WHAT NEEDS TO BE DONE:
Restate the records below word for word.
* START SOURCE MATERIAL *
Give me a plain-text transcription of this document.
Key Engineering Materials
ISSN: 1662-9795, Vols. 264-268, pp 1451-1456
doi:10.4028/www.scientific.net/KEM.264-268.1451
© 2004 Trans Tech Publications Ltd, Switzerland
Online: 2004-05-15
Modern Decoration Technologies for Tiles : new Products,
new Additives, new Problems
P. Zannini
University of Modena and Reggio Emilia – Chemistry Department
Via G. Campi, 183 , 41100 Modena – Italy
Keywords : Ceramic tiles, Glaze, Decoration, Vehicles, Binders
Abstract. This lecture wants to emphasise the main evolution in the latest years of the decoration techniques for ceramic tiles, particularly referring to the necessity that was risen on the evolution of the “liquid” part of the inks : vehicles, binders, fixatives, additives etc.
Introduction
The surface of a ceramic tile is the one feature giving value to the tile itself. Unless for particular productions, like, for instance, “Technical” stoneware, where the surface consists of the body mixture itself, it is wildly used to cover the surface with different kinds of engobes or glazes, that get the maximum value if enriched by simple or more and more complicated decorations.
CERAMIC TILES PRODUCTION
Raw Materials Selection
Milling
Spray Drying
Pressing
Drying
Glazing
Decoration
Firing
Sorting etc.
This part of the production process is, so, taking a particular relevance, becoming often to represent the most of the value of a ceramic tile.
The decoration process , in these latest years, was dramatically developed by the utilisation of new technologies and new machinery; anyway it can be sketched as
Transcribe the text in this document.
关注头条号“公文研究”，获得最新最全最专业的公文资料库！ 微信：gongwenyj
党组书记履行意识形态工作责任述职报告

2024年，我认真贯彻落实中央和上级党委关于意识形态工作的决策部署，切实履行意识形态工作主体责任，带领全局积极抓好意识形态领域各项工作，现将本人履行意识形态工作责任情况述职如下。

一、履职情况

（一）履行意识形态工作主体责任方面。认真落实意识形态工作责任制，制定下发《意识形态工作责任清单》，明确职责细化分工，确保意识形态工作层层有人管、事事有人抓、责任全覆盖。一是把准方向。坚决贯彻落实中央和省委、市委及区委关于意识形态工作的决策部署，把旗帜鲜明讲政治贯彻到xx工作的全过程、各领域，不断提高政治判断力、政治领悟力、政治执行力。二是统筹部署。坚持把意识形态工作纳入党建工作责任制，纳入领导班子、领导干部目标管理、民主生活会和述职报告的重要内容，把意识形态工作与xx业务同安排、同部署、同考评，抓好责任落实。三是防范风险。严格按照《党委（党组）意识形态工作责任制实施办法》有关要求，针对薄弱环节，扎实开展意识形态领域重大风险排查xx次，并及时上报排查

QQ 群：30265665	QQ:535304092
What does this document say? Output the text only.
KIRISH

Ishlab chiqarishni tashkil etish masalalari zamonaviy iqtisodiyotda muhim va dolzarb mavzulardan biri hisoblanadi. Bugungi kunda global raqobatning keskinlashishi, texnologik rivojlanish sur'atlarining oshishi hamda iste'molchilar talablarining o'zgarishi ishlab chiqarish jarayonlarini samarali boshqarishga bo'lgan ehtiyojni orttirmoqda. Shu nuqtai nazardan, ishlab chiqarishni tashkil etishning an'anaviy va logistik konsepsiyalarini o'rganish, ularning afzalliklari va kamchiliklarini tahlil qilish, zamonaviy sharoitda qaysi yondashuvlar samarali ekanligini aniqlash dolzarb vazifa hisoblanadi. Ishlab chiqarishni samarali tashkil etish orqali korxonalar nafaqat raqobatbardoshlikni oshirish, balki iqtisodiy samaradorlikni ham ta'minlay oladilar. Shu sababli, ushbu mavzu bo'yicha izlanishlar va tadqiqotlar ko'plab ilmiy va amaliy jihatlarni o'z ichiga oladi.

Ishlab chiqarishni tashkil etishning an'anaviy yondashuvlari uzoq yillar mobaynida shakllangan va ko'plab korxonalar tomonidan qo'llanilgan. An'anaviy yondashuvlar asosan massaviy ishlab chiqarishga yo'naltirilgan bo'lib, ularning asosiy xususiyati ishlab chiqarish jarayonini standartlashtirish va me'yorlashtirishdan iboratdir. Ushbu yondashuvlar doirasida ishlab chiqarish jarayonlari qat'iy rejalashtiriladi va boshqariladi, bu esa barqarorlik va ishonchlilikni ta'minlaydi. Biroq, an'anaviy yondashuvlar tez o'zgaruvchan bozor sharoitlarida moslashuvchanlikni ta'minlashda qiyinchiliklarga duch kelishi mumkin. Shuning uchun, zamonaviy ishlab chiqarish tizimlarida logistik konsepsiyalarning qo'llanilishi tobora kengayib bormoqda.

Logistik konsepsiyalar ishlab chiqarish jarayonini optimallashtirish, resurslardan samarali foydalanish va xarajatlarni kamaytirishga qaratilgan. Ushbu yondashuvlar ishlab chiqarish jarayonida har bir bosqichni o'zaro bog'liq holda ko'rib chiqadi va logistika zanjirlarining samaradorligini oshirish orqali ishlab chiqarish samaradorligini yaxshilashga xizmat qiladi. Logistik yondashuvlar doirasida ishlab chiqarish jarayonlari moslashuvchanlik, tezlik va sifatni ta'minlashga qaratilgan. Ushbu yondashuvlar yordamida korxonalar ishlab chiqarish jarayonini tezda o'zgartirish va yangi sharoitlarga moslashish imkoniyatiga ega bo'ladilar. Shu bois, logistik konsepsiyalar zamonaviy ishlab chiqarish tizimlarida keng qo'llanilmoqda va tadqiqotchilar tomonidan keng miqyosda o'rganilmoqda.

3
* END SOURCE MATERIAL *
CORRECT OUTPUT:
Give me a plain-text transcription of this document.
Key Engineering Materials
ISSN: 1662-9795, Vols. 264-268, pp 1451-1456
doi:10.4028/www.scientific.net/KEM.264-268.1451
© 2004 Trans Tech Publications Ltd, Switzerland
Online: 2004-05-15
Modern Decoration Technologies for Tiles : new Products,
new Additives, new Problems
P. Zannini
University of Modena and Reggio Emilia – Chemistry Department
Via G. Campi, 183 , 41100 Modena – Italy
Keywords : Ceramic tiles, Glaze, Decoration, Vehicles, Binders
Abstract. This lecture wants to emphasise the main evolution in the latest years of the decoration techniques for ceramic tiles, particularly referring to the necessity that was risen on the evolution of the “liquid” part of the inks : vehicles, binders, fixatives, additives etc.
Introduction
The surface of a ceramic tile is the one feature giving value to the tile itself. Unless for particular productions, like, for instance, “Technical” stoneware, where the surface consists of the body mixture itself, it is wildly used to cover the surface with different kinds of engobes or glazes, that get the maximum value if enriched by simple or more and more complicated decorations.
CERAMIC TILES PRODUCTION
Raw Materials Selection
Milling
Spray Drying
Pressing
Drying
Glazing
Decoration
Firing
Sorting etc.
This part of the production process is, so, taking a particular relevance, becoming often to represent the most of the value of a ceramic tile.
The decoration process , in these latest years, was dramatically developed by the utilisation of new technologies and new machinery; anyway it can be sketched as
Transcribe the text in this document.
关注头条号“公文研究”，获得最新最全最专业的公文资料库！ 微信：gongwenyj
党组书记履行意识形态工作责任述职报告

2024年，我认真贯彻落实中央和上级党委关于意识形态工作的决策部署，切实履行意识形态工作主体责任，带领全局积极抓好意识形态领域各项工作，现将本人履行意识形态工作责任情况述职如下。

一、履职情况

（一）履行意识形态工作主体责任方面。认真落实意识形态工作责任制，制定下发《意识形态工作责任清单》，明确职责细化分工，确保意识形态工作层层有人管、事事有人抓、责任全覆盖。一是把准方向。坚决贯彻落实中央和省委、市委及区委关于意识形态工作的决策部署，把旗帜鲜明讲政治贯彻到xx工作的全过程、各领域，不断提高政治判断力、政治领悟力、政治执行力。二是统筹部署。坚持把意识形态工作纳入党建工作责任制，纳入领导班子、领导干部目标管理、民主生活会和述职报告的重要内容，把意识形态工作与xx业务同安排、同部署、同考评，抓好责任落实。三是防范风险。严格按照《党委（党组）意识形态工作责任制实施办法》有关要求，针对薄弱环节，扎实开展意识形态领域重大风险排查xx次，并及时上报排查

QQ 群：30265665	QQ:535304092
What does this document say? Output the text only.
KIRISH

Ishlab chiqarishni tashkil etish masalalari zamonaviy iqtisodiyotda muhim va dolzarb mavzulardan biri hisoblanadi. Bugungi kunda global raqobatning keskinlashishi, texnologik rivojlanish sur'atlarining oshishi hamda iste'molchilar talablarining o'zgarishi ishlab chiqarish jarayonlarini samarali boshqarishga bo'lgan ehtiyojni orttirmoqda. Shu nuqtai nazardan, ishlab chiqarishni tashkil etishning an'anaviy va logistik konsepsiyalarini o'rganish, ularning afzalliklari va kamchiliklarini tahlil qilish, zamonaviy sharoitda qaysi yondashuvlar samarali ekanligini aniqlash dolzarb vazifa hisoblanadi. Ishlab chiqarishni samarali tashkil etish orqali korxonalar nafaqat raqobatbardoshlikni oshirish, balki iqtisodiy samaradorlikni ham ta'minlay oladilar. Shu sababli, ushbu mavzu bo'yicha izlanishlar va tadqiqotlar ko'plab ilmiy va amaliy jihatlarni o'z ichiga oladi.

Ishlab chiqarishni tashkil etishning an'anaviy yondashuvlari uzoq yillar mobaynida shakllangan va ko'plab korxonalar tomonidan qo'llanilgan. An'anaviy yondashuvlar asosan massaviy ishlab chiqarishga yo'naltirilgan bo'lib, ularning asosiy xususiyati ishlab chiqarish jarayonini standartlashtirish va me'yorlashtirishdan iboratdir. Ushbu yondashuvlar doirasida ishlab chiqarish jarayonlari qat'iy rejalashtiriladi va boshqariladi, bu esa barqarorlik va ishonchlilikni ta'minlaydi. Biroq, an'anaviy yondashuvlar tez o'zgaruvchan bozor sharoitlarida moslashuvchanlikni ta'minlashda qiyinchiliklarga duch kelishi mumkin. Shuning uchun, zamonaviy ishlab chiqarish tizimlarida logistik konsepsiyalarning qo'llanilishi tobora kengayib bormoqda.

Logistik konsepsiyalar ishlab chiqarish jarayonini optimallashtirish, resurslardan samarali foydalanish va xarajatlarni kamaytirishga qaratilgan. Ushbu yondashuvlar ishlab chiqarish jarayonida har bir bosqichni o'zaro bog'liq holda ko'rib chiqadi va logistika zanjirlarining samaradorligini oshirish orqali ishlab chiqarish samaradorligini yaxshilashga xizmat qiladi. Logistik yondashuvlar doirasida ishlab chiqarish jarayonlari moslashuvchanlik, tezlik va sifatni ta'minlashga qaratilgan. Ushbu yondashuvlar yordamida korxonalar ishlab chiqarish jarayonini tezda o'zgartirish va yangi sharoitlarga moslashish imkoniyatiga ega bo'ladilar. Shu bois, logistik konsepsiyalar zamonaviy ishlab chiqarish tizimlarida keng qo'llanilmoqda va tadqiqotchilar tomonidan keng miqyosda o'rganilmoqda.

3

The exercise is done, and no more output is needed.